[Stored data]

┄┄┄┄┄┄

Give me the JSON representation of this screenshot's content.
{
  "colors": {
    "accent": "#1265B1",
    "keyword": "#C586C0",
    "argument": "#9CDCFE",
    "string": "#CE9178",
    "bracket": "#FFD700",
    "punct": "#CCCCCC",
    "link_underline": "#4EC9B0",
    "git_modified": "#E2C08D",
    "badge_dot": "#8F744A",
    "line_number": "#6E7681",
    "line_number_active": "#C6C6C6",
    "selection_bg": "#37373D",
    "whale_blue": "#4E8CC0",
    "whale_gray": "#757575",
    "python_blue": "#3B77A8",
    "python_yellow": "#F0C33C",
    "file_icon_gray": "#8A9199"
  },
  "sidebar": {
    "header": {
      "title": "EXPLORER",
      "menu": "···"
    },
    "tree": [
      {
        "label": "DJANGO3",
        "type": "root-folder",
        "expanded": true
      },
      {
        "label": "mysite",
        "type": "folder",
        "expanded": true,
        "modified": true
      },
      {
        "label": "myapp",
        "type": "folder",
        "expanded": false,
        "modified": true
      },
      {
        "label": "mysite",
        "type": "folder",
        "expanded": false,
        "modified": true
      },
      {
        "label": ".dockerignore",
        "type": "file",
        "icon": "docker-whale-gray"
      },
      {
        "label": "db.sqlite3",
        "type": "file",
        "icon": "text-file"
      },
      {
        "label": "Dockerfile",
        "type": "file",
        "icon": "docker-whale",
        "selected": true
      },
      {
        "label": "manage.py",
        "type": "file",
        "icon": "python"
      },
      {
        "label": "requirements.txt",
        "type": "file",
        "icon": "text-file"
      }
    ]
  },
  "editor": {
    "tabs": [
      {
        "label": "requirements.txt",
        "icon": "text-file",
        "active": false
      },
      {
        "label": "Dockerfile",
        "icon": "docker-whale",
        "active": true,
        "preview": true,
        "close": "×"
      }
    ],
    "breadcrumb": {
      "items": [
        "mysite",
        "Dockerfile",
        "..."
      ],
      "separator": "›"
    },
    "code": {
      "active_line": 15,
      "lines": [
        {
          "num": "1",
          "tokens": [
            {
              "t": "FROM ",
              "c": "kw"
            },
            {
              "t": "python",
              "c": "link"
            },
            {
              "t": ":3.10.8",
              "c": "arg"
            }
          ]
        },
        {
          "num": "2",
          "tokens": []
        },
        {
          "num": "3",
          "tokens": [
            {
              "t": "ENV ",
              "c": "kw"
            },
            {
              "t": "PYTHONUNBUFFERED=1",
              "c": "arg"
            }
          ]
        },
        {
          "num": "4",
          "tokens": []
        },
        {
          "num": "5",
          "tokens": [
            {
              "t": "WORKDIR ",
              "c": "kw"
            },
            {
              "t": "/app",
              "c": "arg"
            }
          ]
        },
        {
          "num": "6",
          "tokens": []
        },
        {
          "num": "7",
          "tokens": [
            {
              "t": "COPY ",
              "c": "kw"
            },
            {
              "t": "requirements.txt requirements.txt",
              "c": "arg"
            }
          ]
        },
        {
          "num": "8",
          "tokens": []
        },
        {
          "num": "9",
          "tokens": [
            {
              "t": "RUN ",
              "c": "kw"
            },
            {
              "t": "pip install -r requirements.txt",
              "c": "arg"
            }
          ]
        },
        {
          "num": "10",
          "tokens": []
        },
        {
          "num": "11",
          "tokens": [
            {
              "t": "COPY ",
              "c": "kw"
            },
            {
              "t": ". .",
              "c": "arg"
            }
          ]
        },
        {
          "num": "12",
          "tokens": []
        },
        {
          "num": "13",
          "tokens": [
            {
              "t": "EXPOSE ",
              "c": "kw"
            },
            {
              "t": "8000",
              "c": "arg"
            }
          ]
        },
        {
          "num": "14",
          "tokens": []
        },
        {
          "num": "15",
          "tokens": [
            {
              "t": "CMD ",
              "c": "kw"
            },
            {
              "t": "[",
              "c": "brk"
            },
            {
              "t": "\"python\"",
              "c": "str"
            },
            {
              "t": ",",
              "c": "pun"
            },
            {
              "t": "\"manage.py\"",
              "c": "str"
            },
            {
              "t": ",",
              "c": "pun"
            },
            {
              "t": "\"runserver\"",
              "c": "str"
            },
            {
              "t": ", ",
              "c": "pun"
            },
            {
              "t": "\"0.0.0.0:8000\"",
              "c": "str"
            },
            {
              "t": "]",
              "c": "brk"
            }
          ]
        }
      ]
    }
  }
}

┄┄┄┄┄┄

What you should do: Recopy the entries above exactly, with every line included.

Complete answer:
Give me the JSON representation of this screenshot's content.
{
  "colors": {
    "accent": "#1265B1",
    "keyword": "#C586C0",
    "argument": "#9CDCFE",
    "string": "#CE9178",
    "bracket": "#FFD700",
    "punct": "#CCCCCC",
    "link_underline": "#4EC9B0",
    "git_modified": "#E2C08D",
    "badge_dot": "#8F744A",
    "line_number": "#6E7681",
    "line_number_active": "#C6C6C6",
    "selection_bg": "#37373D",
    "whale_blue": "#4E8CC0",
    "whale_gray": "#757575",
    "python_blue": "#3B77A8",
    "python_yellow": "#F0C33C",
    "file_icon_gray": "#8A9199"
  },
  "sidebar": {
    "header": {
      "title": "EXPLORER",
      "menu": "···"
    },
    "tree": [
      {
        "label": "DJANGO3",
        "type": "root-folder",
        "expanded": true
      },
      {
        "label": "mysite",
        "type": "folder",
        "expanded": true,
        "modified": true
      },
      {
        "label": "myapp",
        "type": "folder",
        "expanded": false,
        "modified": true
      },
      {
        "label": "mysite",
        "type": "folder",
        "expanded": false,
        "modified": true
      },
      {
        "label": ".dockerignore",
        "type": "file",
        "icon": "docker-whale-gray"
      },
      {
        "label": "db.sqlite3",
        "type": "file",
        "icon": "text-file"
      },
      {
        "label": "Dockerfile",
        "type": "file",
        "icon": "docker-whale",
        "selected": true
      },
      {
        "label": "manage.py",
        "type": "file",
        "icon": "python"
      },
      {
        "label": "requirements.txt",
        "type": "file",
        "icon": "text-file"
      }
    ]
  },
  "editor": {
    "tabs": [
      {
        "label": "requirements.txt",
        "icon": "text-file",
        "active": false
      },
      {
        "label": "Dockerfile",
        "icon": "docker-whale",
        "active": true,
        "preview": true,
        "close": "×"
      }
    ],
    "breadcrumb": {
      "items": [
        "mysite",
        "Dockerfile",
        "..."
      ],
      "separator": "›"
    },
    "code": {
      "active_line": 15,
      "lines": [
        {
          "num": "1",
          "tokens": [
            {
              "t": "FROM ",
              "c": "kw"
            },
            {
              "t": "python",
              "c": "link"
            },
            {
              "t": ":3.10.8",
              "c": "arg"
            }
          ]
        },
        {
          "num": "2",
          "tokens": []
        },
        {
          "num": "3",
          "tokens": [
            {
              "t": "ENV ",
              "c": "kw"
            },
            {
              "t": "PYTHONUNBUFFERED=1",
              "c": "arg"
            }
          ]
        },
        {
          "num": "4",
          "tokens": []
        },
        {
          "num": "5",
          "tokens": [
            {
              "t": "WORKDIR ",
              "c": "kw"
            },
            {
              "t": "/app",
              "c": "arg"
            }
          ]
        },
        {
          "num": "6",
          "tokens": []
        },
        {
          "num": "7",
          "tokens": [
            {
              "t": "COPY ",
              "c": "kw"
            },
            {
              "t": "requirements.txt requirements.txt",
              "c": "arg"
            }
          ]
        },
        {
          "num": "8",
          "tokens": []
        },
        {
          "num": "9",
          "tokens": [
            {
              "t": "RUN ",
              "c": "kw"
            },
            {
              "t": "pip install -r requirements.txt",
              "c": "arg"
            }
          ]
        },
        {
          "num": "10",
          "tokens": []
        },
        {
          "num": "11",
          "tokens": [
            {
              "t": "COPY ",
              "c": "kw"
            },
            {
              "t": ". .",
              "c": "arg"
            }
          ]
        },
        {
          "num": "12",
          "tokens": []
        },
        {
          "num": "13",
          "tokens": [
            {
              "t": "EXPOSE ",
              "c": "kw"
            },
            {
              "t": "8000",
              "c": "arg"
            }
          ]
        },
        {
          "num": "14",
          "tokens": []
        },
        {
          "num": "15",
          "tokens": [
            {
              "t": "CMD ",
              "c": "kw"
            },
            {
              "t": "[",
              "c": "brk"
            },
            {
              "t": "\"python\"",
              "c": "str"
            },
            {
              "t": ",",
              "c": "pun"
            },
            {
              "t": "\"manage.py\"",
              "c": "str"
            },
            {
              "t": ",",
              "c": "pun"
            },
            {
              "t": "\"runserver\"",
              "c": "str"
            },
            {
              "t": ", ",
              "c": "pun"
            },
            {
              "t": "\"0.0.0.0:8000\"",
              "c": "str"
            },
            {
              "t": "]",
              "c": "brk"
            }
          ]
        }
      ]
    }
  }
}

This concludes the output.